**Objective:**
Set down each line of the data below exactly as it stands, dropping the pictures.

── Records shown ──

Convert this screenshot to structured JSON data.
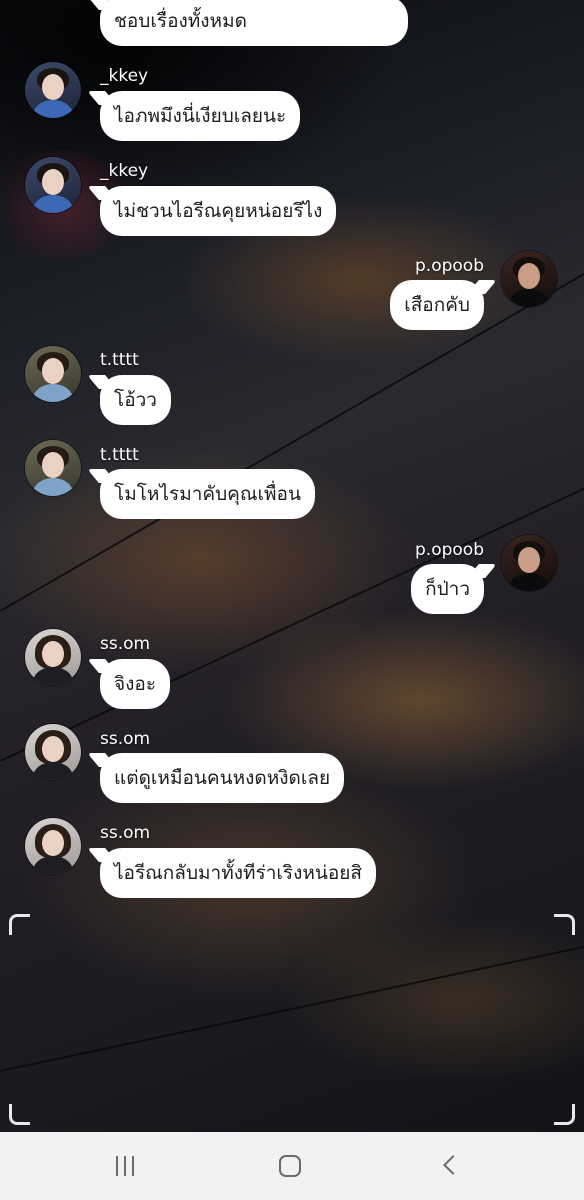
{
  "messages": [
    {
      "side": "left",
      "user": "",
      "avatar": "none",
      "text": "ชอบเรื่องทั้งหมด"
    },
    {
      "side": "left",
      "user": "_kkey",
      "avatar": "kkey-avatar",
      "text": "ไอภพมึงนี่เงียบเลยนะ"
    },
    {
      "side": "left",
      "user": "_kkey",
      "avatar": "kkey-avatar",
      "text": "ไม่ชวนไอรีณคุยหน่อยรึไง"
    },
    {
      "side": "right",
      "user": "p.opoob",
      "avatar": "popoob-avatar",
      "text": "เสือกคับ"
    },
    {
      "side": "left",
      "user": "t.tttt",
      "avatar": "tttt-avatar",
      "text": "โอ้วว"
    },
    {
      "side": "left",
      "user": "t.tttt",
      "avatar": "tttt-avatar",
      "text": "โมโหไรมาคับคุณเพื่อน"
    },
    {
      "side": "right",
      "user": "p.opoob",
      "avatar": "popoob-avatar",
      "text": "ก็ป่าว"
    },
    {
      "side": "left",
      "user": "ss.om",
      "avatar": "ssom-avatar",
      "text": "จิงอะ"
    },
    {
      "side": "left",
      "user": "ss.om",
      "avatar": "ssom-avatar",
      "text": "แต่ดูเหมือนคนหงดหงิดเลย"
    },
    {
      "side": "left",
      "user": "ss.om",
      "avatar": "ssom-avatar",
      "text": "ไอรีณกลับมาทั้งทีร่าเริงหน่อยสิ"
    }
  ],
  "navbar": {
    "buttons": [
      "recents-icon",
      "home-icon",
      "back-icon"
    ],
    "background": "#f2f2f2"
  },
  "colors": {
    "bubble": "#ffffff",
    "bubble_text": "#1e1e1e",
    "username": "#ffffff"
  }
}
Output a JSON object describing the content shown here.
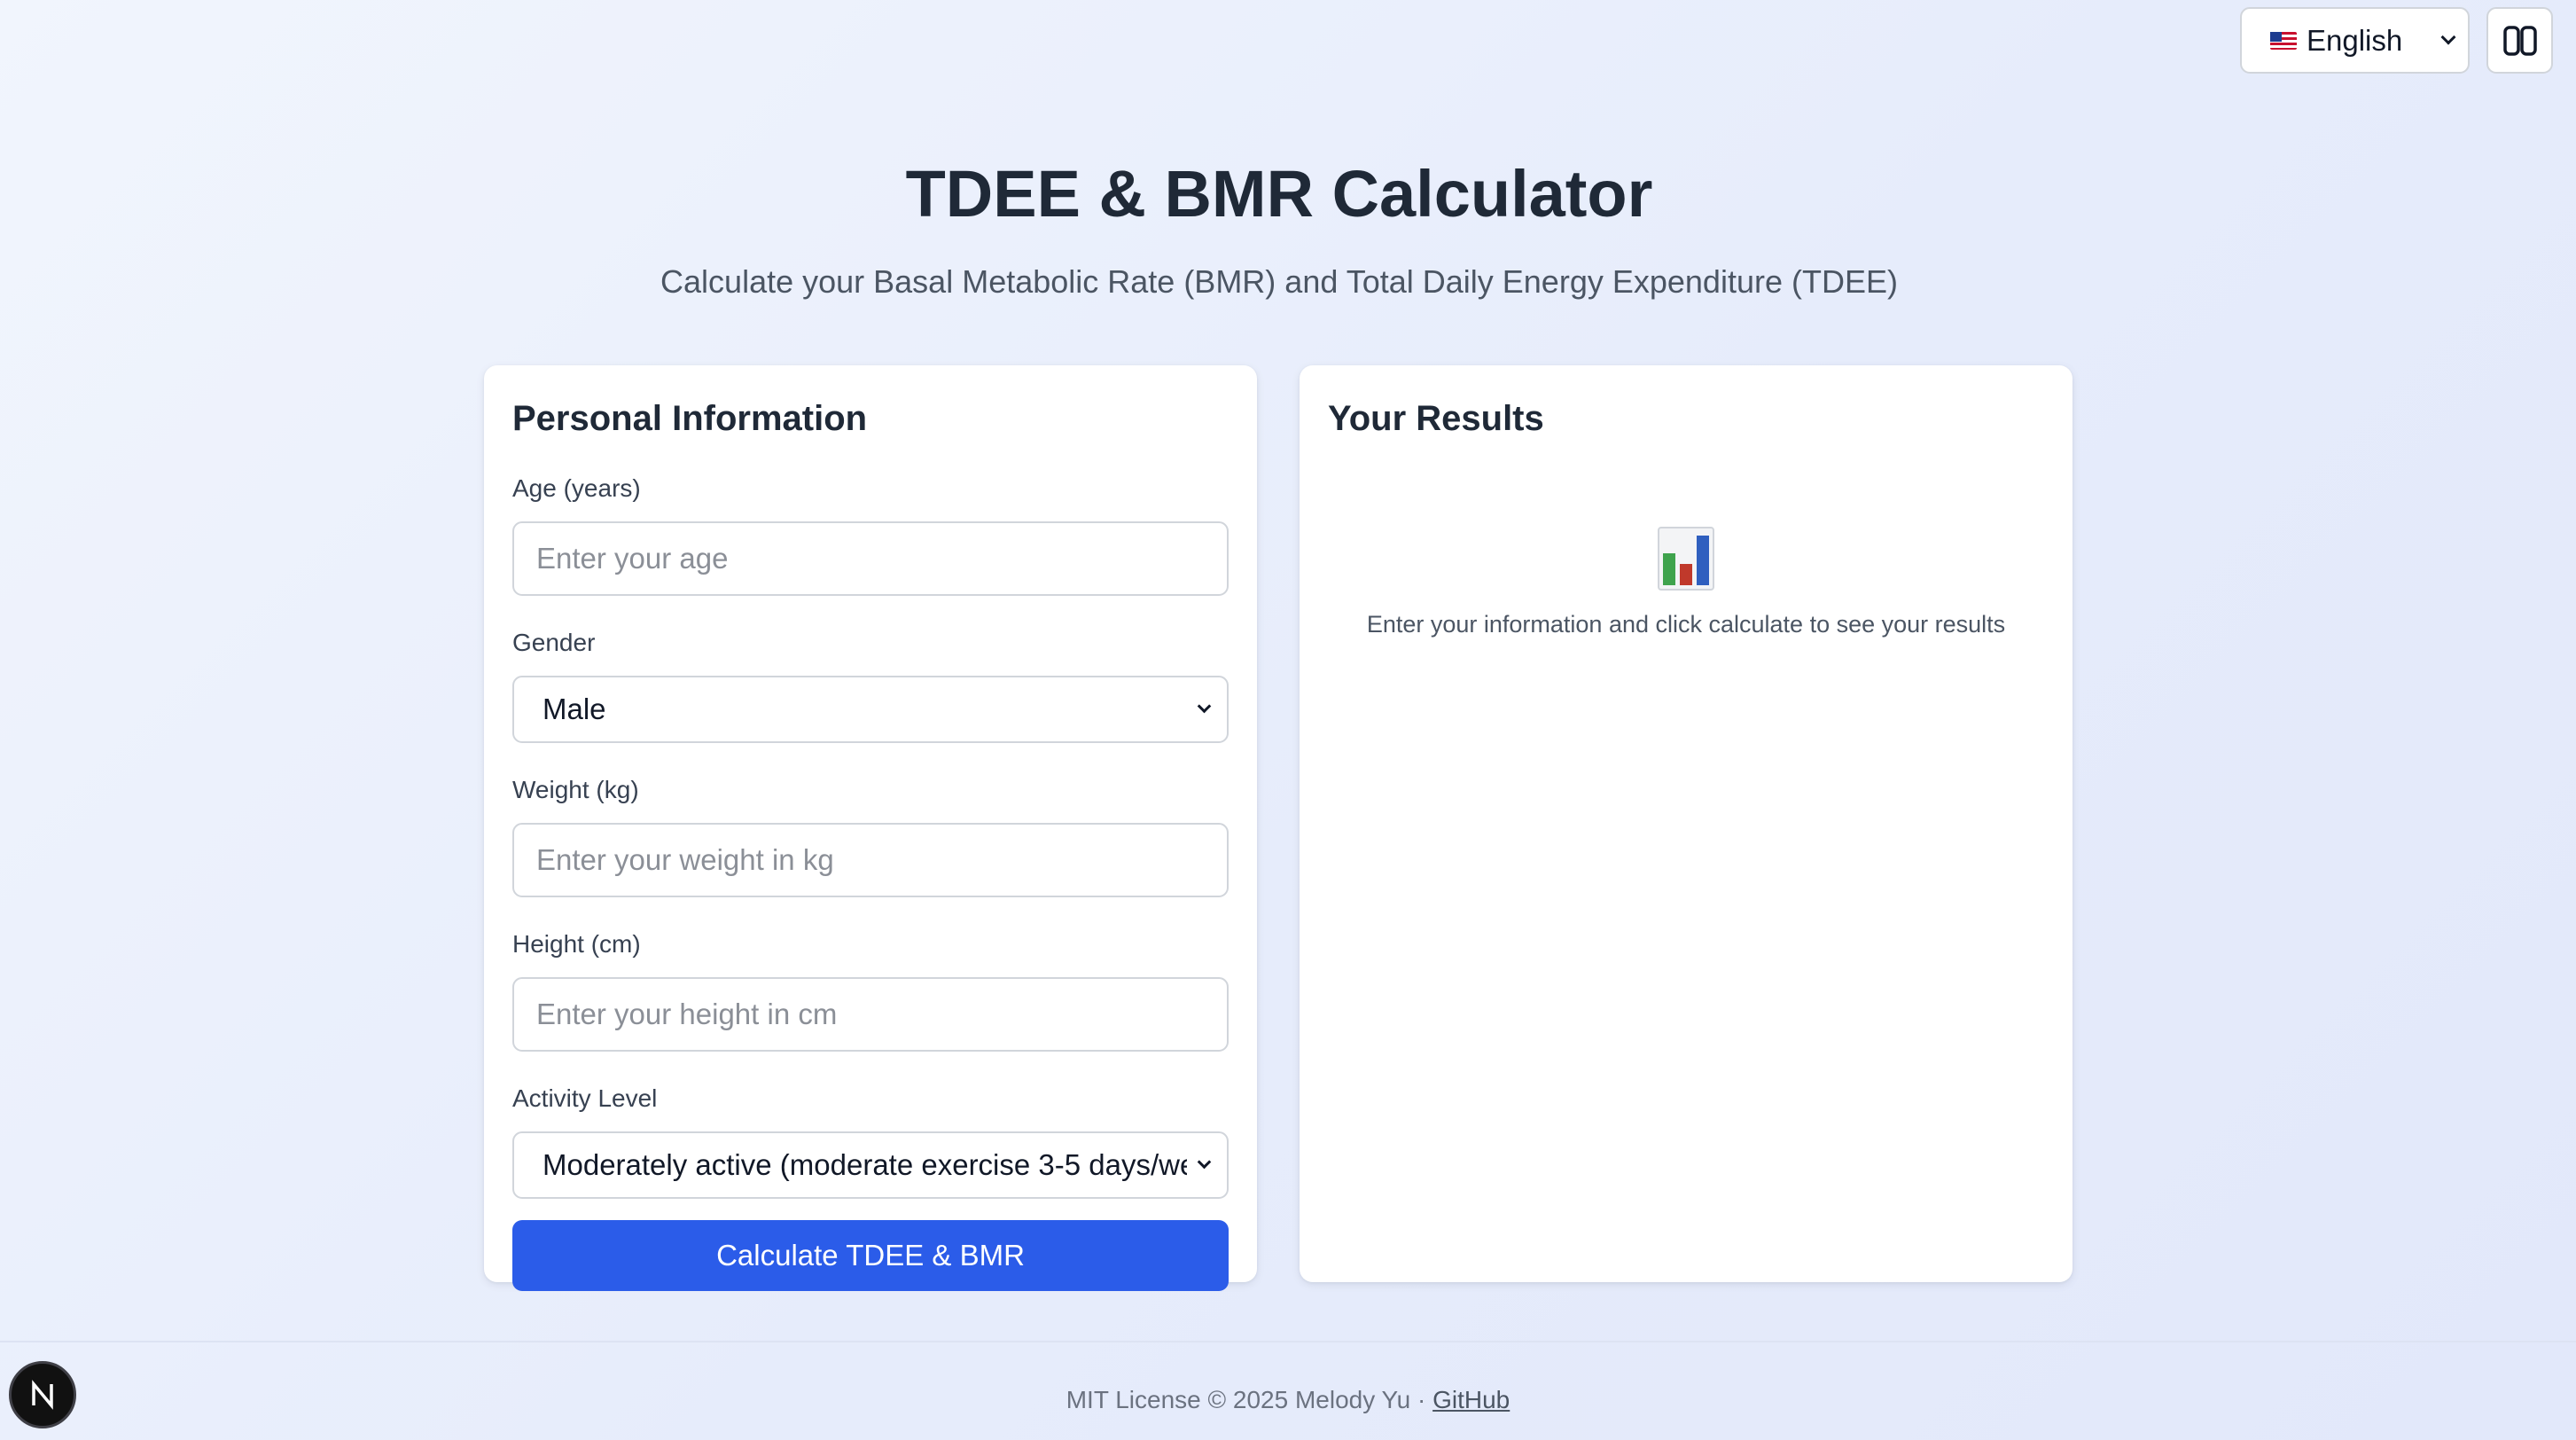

───

**Answer to the exercise:**
Convert this screenshot to structured JSON data.
{
  "messages": [
    {
      "side": "left",
      "user": "",
      "avatar": "none",
      "text": "ชอบเรื่องทั้งหมด"
    },
    {
      "side": "left",
      "user": "_kkey",
      "avatar": "kkey-avatar",
      "text": "ไอภพมึงนี่เงียบเลยนะ"
    },
    {
      "side": "left",
      "user": "_kkey",
      "avatar": "kkey-avatar",
      "text": "ไม่ชวนไอรีณคุยหน่อยรึไง"
    },
    {
      "side": "right",
      "user": "p.opoob",
      "avatar": "popoob-avatar",
      "text": "เสือกคับ"
    },
    {
      "side": "left",
      "user": "t.tttt",
      "avatar": "tttt-avatar",
      "text": "โอ้วว"
    },
    {
      "side": "left",
      "user": "t.tttt",
      "avatar": "tttt-avatar",
      "text": "โมโหไรมาคับคุณเพื่อน"
    },
    {
      "side": "right",
      "user": "p.opoob",
      "avatar": "popoob-avatar",
      "text": "ก็ป่าว"
    },
    {
      "side": "left",
      "user": "ss.om",
      "avatar": "ssom-avatar",
      "text": "จิงอะ"
    },
    {
      "side": "left",
      "user": "ss.om",
      "avatar": "ssom-avatar",
      "text": "แต่ดูเหมือนคนหงดหงิดเลย"
    },
    {
      "side": "left",
      "user": "ss.om",
      "avatar": "ssom-avatar",
      "text": "ไอรีณกลับมาทั้งทีร่าเริงหน่อยสิ"
    }
  ],
  "navbar": {
    "buttons": [
      "recents-icon",
      "home-icon",
      "back-icon"
    ],
    "background": "#f2f2f2"
  },
  "colors": {
    "bubble": "#ffffff",
    "bubble_text": "#1e1e1e",
    "username": "#ffffff"
  }
}
Output a JSON object describing the content shown here.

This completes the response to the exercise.